Work to be completed:
Lines that hold the word "group" should be located and copied.

*** Entries ***

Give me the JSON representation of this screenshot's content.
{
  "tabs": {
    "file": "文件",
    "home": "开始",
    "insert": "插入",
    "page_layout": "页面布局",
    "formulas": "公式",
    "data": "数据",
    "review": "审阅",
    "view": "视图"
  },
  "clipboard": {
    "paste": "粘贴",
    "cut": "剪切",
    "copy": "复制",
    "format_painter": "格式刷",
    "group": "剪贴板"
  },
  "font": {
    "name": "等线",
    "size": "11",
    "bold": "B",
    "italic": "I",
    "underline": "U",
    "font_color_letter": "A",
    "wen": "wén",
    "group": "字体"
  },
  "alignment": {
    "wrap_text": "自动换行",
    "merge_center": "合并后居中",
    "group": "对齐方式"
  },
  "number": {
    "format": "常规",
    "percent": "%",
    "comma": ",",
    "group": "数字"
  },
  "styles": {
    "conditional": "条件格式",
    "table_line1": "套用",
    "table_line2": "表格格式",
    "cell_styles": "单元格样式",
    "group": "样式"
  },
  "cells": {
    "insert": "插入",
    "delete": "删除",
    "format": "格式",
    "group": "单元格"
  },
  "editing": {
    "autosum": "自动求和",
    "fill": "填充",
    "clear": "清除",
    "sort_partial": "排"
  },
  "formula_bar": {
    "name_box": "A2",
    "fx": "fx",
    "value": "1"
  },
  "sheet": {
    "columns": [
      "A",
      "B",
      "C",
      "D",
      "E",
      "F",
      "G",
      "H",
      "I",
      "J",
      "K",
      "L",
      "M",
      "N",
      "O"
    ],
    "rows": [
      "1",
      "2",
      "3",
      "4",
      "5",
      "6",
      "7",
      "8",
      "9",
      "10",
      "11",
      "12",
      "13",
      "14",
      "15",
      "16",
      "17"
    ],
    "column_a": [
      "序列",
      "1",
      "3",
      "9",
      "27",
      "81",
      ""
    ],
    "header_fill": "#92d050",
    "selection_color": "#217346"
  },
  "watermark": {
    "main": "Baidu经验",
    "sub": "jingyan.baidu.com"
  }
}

***

Task solution:
    "group": "剪贴板"
    "group": "字体"
    "group": "对齐方式"
    "group": "数字"
    "group": "样式"
    "group": "单元格"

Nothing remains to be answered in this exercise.